EXERCISE OBJECTIVE:
Find the lines holding the string "Вологодской" in the data, then copy all of them.
================
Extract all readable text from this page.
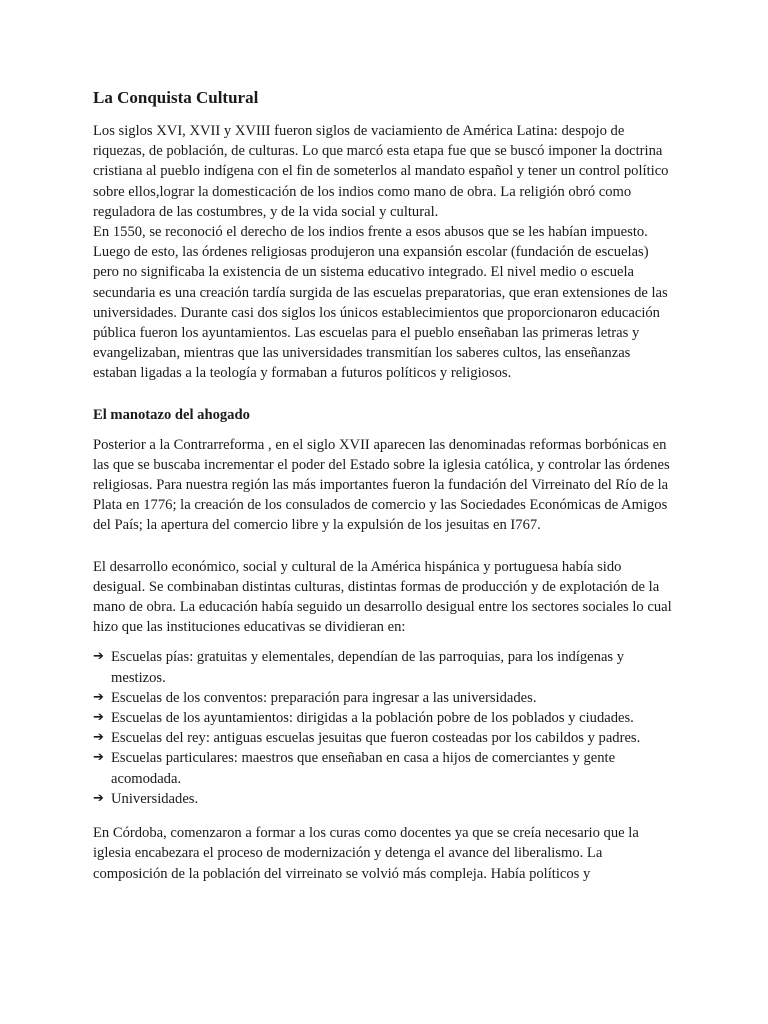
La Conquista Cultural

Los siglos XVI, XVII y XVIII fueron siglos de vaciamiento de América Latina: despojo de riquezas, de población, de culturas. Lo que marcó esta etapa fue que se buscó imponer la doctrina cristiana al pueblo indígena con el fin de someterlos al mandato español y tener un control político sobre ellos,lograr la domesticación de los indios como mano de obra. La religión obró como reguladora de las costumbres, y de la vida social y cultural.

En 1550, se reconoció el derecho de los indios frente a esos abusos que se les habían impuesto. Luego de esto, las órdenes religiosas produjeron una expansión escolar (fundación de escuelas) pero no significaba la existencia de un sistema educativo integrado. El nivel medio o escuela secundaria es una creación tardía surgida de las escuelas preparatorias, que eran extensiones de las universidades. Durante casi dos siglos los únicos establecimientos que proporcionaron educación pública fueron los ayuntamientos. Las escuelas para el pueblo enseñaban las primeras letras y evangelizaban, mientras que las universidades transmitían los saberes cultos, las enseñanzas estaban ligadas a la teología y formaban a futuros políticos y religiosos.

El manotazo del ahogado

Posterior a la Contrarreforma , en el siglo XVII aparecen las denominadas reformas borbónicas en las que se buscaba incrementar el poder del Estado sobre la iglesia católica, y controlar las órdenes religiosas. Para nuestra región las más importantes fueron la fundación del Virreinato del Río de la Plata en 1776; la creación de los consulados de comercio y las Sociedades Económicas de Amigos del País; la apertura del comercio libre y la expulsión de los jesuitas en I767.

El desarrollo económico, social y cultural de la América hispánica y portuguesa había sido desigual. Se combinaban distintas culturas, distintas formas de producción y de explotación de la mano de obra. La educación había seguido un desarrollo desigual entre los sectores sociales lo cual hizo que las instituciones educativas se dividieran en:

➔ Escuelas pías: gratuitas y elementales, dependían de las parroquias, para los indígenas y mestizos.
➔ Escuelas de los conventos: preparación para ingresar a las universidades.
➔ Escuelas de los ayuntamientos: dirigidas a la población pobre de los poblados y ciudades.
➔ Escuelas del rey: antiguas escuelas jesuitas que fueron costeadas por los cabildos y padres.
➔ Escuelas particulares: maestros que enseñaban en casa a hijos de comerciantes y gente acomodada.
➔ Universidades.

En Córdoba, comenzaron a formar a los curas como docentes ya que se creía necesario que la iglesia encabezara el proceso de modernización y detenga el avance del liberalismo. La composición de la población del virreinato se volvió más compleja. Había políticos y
================
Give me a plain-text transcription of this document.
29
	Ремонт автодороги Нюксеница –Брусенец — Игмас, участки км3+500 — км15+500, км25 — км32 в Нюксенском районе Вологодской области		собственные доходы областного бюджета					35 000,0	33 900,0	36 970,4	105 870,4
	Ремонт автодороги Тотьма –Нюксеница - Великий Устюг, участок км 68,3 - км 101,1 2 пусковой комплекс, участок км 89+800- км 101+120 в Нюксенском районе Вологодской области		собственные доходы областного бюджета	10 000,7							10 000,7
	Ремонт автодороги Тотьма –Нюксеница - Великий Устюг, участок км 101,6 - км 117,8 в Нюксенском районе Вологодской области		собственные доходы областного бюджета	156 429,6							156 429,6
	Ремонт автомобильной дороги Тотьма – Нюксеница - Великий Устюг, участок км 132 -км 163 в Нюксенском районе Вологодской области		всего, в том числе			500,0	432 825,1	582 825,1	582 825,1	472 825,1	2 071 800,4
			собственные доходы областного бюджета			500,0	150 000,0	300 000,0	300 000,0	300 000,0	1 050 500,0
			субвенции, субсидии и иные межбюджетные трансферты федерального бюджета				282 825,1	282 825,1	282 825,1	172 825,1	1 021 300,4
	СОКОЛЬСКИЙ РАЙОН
================
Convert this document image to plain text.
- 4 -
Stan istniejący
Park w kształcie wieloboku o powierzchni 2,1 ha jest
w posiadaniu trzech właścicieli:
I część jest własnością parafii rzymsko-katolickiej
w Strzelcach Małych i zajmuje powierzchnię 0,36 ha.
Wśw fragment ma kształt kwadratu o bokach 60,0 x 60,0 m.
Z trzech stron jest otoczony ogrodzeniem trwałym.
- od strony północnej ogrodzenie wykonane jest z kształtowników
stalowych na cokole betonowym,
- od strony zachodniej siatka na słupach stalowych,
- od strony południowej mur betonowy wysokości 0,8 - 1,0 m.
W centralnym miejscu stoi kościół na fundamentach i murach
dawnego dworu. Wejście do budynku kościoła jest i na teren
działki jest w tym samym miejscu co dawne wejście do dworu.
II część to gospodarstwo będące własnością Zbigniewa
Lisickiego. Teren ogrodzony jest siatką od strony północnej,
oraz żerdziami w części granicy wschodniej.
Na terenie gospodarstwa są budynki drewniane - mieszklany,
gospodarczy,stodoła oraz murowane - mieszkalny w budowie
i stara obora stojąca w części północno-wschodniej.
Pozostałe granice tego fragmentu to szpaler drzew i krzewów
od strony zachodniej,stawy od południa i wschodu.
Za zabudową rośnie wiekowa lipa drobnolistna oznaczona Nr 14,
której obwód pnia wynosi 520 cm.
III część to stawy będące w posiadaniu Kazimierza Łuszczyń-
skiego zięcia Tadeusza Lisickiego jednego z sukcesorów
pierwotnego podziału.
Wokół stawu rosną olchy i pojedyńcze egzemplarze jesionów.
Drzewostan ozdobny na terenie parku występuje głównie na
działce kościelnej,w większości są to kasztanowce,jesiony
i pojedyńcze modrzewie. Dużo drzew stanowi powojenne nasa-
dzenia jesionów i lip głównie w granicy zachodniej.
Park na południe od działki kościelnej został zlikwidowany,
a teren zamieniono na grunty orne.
================
CORRECT RESPONSE:
	Ремонт автодороги Нюксеница –Брусенец — Игмас, участки км3+500 — км15+500, км25 — км32 в Нюксенском районе Вологодской области		собственные доходы областного бюджета					35 000,0	33 900,0	36 970,4	105 870,4
	Ремонт автодороги Тотьма –Нюксеница - Великий Устюг, участок км 68,3 - км 101,1 2 пусковой комплекс, участок км 89+800- км 101+120 в Нюксенском районе Вологодской области		собственные доходы областного бюджета	10 000,7							10 000,7
	Ремонт автодороги Тотьма –Нюксеница - Великий Устюг, участок км 101,6 - км 117,8 в Нюксенском районе Вологодской области		собственные доходы областного бюджета	156 429,6							156 429,6
	Ремонт автомобильной дороги Тотьма – Нюксеница - Великий Устюг, участок км 132 -км 163 в Нюксенском районе Вологодской области		всего, в том числе			500,0	432 825,1	582 825,1	582 825,1	472 825,1	2 071 800,4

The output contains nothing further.